■ WHAT TO PRODUCE
Copy the data precisely, character for character, and leave out every picture.

■ PROVIDED ENTRIES
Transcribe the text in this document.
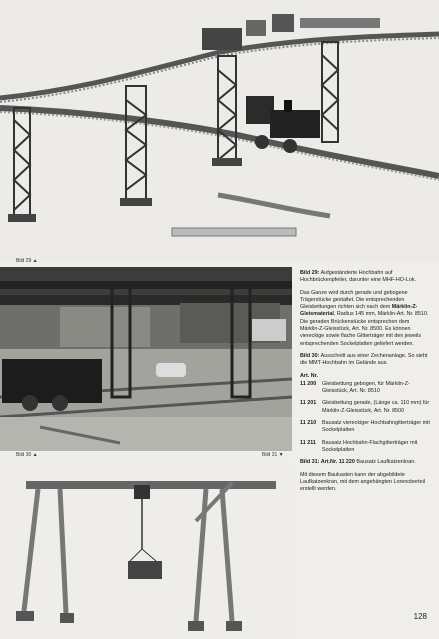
Bild 29 ▲
Bild 30 ▲	Bild 31 ▼

Bild 29: Aufgeständerte Hochbahn auf Hochbrückenpfeiler, darunter eine MHF-HO-Lok.

Das Ganze wird durch gerade und gebogene Trägerstücke gestaltet. Die entsprechenden Gleisbettungen richten sich nach dem Märklin-Z-Gleismaterial, Radius 145 mm, Märklin-Art. Nr. 8510. Die geraden Brückenstücke entsprechen dem Märklin-Z-Gleisstück, Art. Nr. 8500. Es können viereckige sowie flache Gitterträger mit den jeweils entsprechenden Sockelplatten geliefert werden.

Bild 30: Ausschnitt aus einer Zechenanlage. So sieht die MMT-Hochbahn im Gelände aus.

Art. Nr.

11 200	Gleisbettung gebogen, für Märklin-Z-Gleisstück, Art. Nr. 8510
11 201	Gleisbettung gerade, (Länge ca. 110 mm) für Märklin-Z-Gleisstück, Art. Nr. 8500
11 210	Bausatz viereckiger Hochbahngitterträger mit Sockelplatten
11 211	Bausatz Hochbahn-Flachgitterträger mit Sockelplatten

Bild 31: Art.Nr. 11 220 Bausatz Laufkatzenkran.

Mit diesem Baukasten kann der abgebildete Laufkatzenkran, mit dem angehängten Lorenoberteil erstellt werden.

128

■ RESULT OF THIS TASK
Transcribe the text in this document.
Bild 29 ▲
Bild 30 ▲	Bild 31 ▼

Bild 29: Aufgeständerte Hochbahn auf Hochbrückenpfeiler, darunter eine MHF-HO-Lok.

Das Ganze wird durch gerade und gebogene Trägerstücke gestaltet. Die entsprechenden Gleisbettungen richten sich nach dem Märklin-Z-Gleismaterial, Radius 145 mm, Märklin-Art. Nr. 8510. Die geraden Brückenstücke entsprechen dem Märklin-Z-Gleisstück, Art. Nr. 8500. Es können viereckige sowie flache Gitterträger mit den jeweils entsprechenden Sockelplatten geliefert werden.

Bild 30: Ausschnitt aus einer Zechenanlage. So sieht die MMT-Hochbahn im Gelände aus.

Art. Nr.

11 200	Gleisbettung gebogen, für Märklin-Z-Gleisstück, Art. Nr. 8510
11 201	Gleisbettung gerade, (Länge ca. 110 mm) für Märklin-Z-Gleisstück, Art. Nr. 8500
11 210	Bausatz viereckiger Hochbahngitterträger mit Sockelplatten
11 211	Bausatz Hochbahn-Flachgitterträger mit Sockelplatten

Bild 31: Art.Nr. 11 220 Bausatz Laufkatzenkran.

Mit diesem Baukasten kann der abgebildete Laufkatzenkran, mit dem angehängten Lorenoberteil erstellt werden.

128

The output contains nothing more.